The task
Review the lines that follow and copy each one that contains the word "треба".

Listed entries
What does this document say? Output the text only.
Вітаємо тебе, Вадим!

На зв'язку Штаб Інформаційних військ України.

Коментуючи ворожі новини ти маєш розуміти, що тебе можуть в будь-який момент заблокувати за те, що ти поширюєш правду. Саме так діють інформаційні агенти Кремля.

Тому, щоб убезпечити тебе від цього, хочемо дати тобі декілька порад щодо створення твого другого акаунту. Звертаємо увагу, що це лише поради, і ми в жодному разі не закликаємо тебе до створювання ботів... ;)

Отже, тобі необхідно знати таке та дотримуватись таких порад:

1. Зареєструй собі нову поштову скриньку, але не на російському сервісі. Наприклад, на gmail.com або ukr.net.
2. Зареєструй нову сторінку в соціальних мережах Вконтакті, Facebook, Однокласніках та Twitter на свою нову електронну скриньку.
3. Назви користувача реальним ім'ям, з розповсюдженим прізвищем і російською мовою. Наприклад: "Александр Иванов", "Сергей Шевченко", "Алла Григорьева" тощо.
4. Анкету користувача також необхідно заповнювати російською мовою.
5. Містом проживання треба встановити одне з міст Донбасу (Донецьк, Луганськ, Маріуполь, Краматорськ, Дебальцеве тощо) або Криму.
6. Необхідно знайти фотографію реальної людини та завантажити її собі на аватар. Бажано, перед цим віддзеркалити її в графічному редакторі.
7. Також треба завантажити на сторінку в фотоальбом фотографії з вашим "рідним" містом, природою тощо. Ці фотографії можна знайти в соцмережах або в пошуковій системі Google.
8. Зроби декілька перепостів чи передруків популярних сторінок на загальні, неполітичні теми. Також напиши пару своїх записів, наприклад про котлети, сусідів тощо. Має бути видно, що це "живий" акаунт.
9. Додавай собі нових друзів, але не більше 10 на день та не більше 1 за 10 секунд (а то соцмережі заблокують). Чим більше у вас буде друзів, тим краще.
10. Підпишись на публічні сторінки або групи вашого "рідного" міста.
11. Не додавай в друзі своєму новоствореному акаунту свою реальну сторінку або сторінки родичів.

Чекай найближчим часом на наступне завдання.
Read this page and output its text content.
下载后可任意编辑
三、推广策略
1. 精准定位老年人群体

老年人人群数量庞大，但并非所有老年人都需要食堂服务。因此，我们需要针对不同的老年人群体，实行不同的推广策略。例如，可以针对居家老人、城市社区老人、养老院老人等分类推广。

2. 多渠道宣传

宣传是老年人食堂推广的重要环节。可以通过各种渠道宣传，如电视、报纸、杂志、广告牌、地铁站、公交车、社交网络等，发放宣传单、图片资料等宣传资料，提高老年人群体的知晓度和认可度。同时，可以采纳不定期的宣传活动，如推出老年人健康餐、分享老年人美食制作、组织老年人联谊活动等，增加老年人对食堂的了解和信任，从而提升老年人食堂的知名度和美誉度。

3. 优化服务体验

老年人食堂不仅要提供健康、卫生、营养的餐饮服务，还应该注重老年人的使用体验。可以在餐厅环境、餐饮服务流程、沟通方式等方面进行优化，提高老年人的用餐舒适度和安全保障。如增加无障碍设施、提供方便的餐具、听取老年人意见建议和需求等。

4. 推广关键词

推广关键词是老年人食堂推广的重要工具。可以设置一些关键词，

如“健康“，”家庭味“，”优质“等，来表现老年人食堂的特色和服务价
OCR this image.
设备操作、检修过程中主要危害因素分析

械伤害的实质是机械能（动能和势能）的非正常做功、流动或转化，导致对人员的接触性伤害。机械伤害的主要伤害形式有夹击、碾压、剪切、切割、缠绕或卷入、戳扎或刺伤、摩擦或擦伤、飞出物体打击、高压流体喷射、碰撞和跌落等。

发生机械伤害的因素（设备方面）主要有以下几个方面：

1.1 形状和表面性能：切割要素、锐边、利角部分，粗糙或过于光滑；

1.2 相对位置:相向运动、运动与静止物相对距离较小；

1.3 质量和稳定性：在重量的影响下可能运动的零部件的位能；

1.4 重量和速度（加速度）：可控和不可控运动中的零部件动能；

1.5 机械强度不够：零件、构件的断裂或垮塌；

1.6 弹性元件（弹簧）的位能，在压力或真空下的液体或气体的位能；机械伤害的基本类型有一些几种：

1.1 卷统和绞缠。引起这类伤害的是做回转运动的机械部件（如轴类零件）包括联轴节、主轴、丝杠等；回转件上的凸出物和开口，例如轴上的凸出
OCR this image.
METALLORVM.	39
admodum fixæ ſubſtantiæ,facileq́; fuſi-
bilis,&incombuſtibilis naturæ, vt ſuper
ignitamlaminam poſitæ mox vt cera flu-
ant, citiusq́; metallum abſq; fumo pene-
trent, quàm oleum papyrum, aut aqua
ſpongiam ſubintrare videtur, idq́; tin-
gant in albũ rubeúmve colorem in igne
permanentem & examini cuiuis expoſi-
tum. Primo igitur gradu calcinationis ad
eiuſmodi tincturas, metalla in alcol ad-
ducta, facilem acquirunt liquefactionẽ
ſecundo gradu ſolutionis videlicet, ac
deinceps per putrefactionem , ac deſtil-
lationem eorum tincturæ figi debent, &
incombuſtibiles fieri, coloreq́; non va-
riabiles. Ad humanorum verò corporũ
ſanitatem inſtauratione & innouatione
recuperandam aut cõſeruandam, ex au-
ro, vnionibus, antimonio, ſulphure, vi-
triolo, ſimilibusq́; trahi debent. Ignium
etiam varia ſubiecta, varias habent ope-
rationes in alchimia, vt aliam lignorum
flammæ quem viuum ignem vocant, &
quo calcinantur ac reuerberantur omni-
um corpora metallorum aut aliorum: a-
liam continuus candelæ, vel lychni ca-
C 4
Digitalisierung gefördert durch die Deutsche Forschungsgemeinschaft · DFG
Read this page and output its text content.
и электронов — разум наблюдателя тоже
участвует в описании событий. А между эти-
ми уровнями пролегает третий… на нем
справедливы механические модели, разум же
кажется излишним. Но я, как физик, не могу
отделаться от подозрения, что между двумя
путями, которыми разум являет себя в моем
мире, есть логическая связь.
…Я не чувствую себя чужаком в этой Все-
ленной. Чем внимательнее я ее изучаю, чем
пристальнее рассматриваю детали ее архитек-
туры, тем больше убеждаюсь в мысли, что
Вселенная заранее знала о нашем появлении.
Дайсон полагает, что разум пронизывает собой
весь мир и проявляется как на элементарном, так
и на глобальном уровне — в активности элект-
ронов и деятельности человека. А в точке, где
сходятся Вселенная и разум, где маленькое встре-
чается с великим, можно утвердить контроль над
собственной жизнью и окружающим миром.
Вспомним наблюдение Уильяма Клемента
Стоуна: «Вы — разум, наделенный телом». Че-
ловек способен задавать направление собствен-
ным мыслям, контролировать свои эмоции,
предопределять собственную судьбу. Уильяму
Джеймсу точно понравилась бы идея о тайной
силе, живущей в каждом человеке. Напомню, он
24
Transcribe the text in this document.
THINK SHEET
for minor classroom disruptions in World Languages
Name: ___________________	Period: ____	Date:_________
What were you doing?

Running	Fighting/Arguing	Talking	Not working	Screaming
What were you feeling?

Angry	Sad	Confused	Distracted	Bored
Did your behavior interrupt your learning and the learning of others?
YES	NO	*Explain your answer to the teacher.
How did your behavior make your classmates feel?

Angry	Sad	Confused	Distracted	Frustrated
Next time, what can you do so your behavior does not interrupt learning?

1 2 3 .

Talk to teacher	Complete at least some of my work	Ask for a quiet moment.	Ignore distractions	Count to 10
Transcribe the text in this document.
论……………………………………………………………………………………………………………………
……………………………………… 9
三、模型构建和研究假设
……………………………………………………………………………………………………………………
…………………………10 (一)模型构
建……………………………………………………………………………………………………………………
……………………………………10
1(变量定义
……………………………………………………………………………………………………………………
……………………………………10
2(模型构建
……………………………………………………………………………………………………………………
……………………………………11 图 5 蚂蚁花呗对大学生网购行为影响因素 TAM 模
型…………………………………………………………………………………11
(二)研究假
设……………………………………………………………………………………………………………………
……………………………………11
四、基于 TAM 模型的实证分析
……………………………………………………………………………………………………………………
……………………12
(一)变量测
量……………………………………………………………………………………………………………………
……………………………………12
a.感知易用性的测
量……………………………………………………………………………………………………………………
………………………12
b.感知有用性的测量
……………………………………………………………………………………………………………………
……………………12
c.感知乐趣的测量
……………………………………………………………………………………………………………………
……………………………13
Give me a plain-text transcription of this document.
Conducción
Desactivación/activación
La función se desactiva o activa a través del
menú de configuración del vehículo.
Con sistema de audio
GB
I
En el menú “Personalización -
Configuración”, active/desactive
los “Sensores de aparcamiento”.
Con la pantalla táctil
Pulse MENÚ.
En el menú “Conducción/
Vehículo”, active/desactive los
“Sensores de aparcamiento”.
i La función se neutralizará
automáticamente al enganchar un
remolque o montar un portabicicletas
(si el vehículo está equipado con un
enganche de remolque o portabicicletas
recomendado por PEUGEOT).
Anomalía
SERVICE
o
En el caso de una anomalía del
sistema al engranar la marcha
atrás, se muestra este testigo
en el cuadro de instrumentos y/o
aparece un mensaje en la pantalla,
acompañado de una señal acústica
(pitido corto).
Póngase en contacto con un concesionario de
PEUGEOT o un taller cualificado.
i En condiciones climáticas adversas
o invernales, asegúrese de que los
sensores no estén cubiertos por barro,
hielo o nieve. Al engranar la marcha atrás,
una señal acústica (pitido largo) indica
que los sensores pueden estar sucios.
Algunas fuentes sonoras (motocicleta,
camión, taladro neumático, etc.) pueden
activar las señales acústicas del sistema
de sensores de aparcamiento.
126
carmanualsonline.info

Output for this task
5. Містом проживання треба встановити одне з міст Донбасу (Донецьк, Луганськ, Маріуполь, Краматорськ, Дебальцеве тощо) або Криму.
7. Також треба завантажити на сторінку в фотоальбом фотографії з вашим "рідним" містом, природою тощо. Ці фотографії можна знайти в соцмережах або в пошуковій системі Google.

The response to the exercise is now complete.